**Set problem:**
In the data that follows, count the lines in which the word "党纪学习教育心" occurs, and report that figure alone.

**Collected data:**
....

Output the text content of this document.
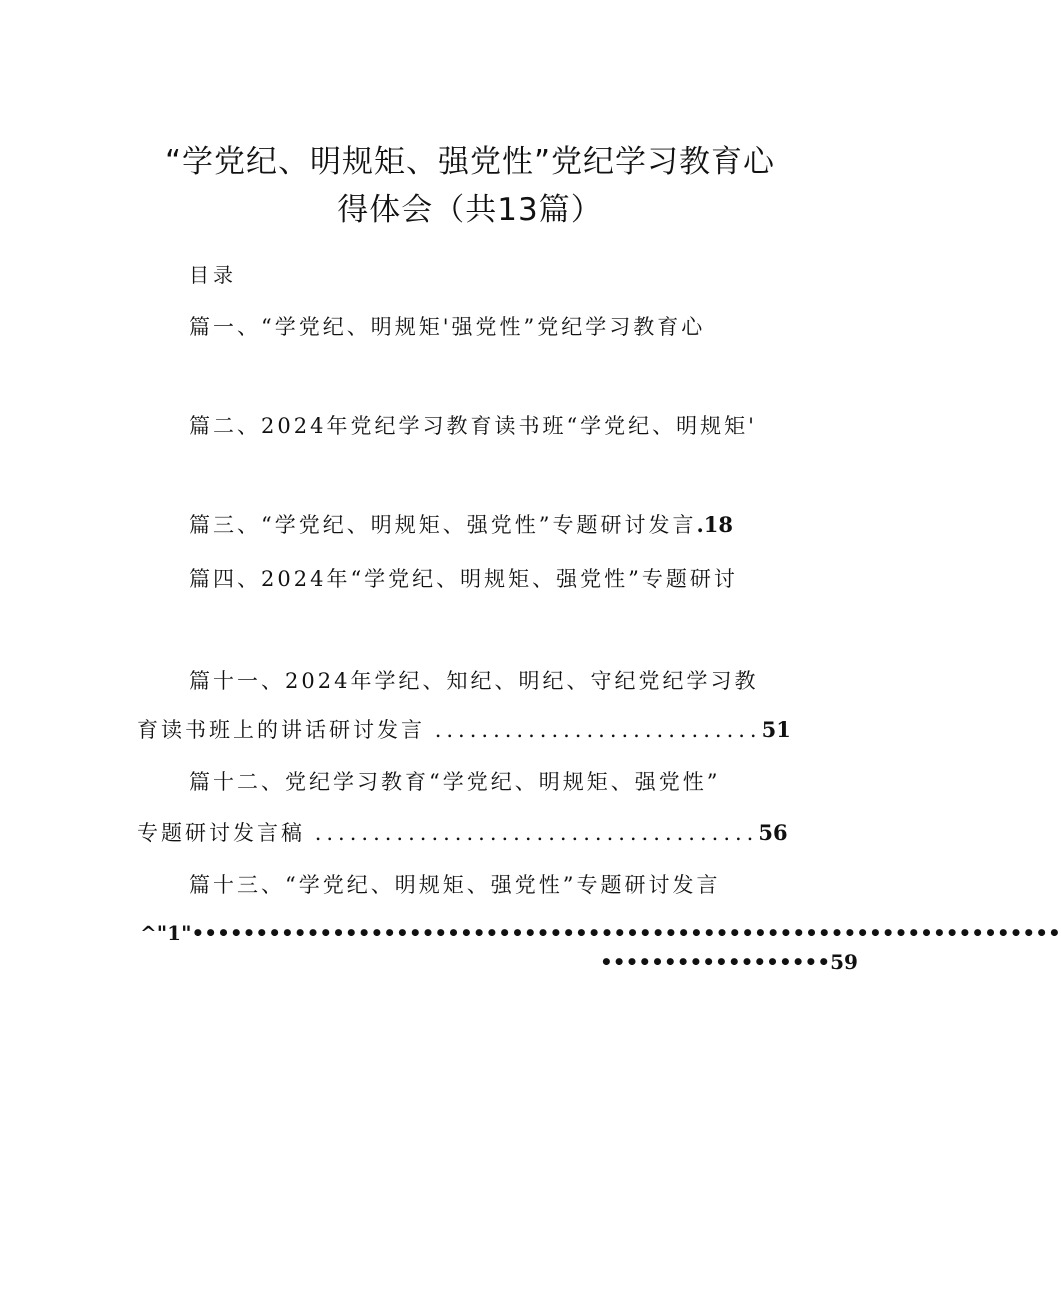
“学党纪、明规矩、强党性”党纪学习教育心
得体会（共13篇）
目录
篇一、“学党纪、明规矩'强党性”党纪学习教育心
篇二、2024年党纪学习教育读书班“学党纪、明规矩'
篇三、“学党纪、明规矩、强党性”专题研讨发言.18
篇四、2024年“学党纪、明规矩、强党性”专题研讨
篇十一、2024年学纪、知纪、明纪、守纪党纪学习教
育读书班上的讲话研讨发言 ............................51
篇十二、党纪学习教育“学党纪、明规矩、强党性”
专题研讨发言稿 ......................................56
篇十三、“学党纪、明规矩、强党性”专题研讨发言
^"1"••••••••••••••••••••••••••••••••••••••••••••••••••••••••••••••••••••
••••••••••••••••••59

....

**Right answer:**
2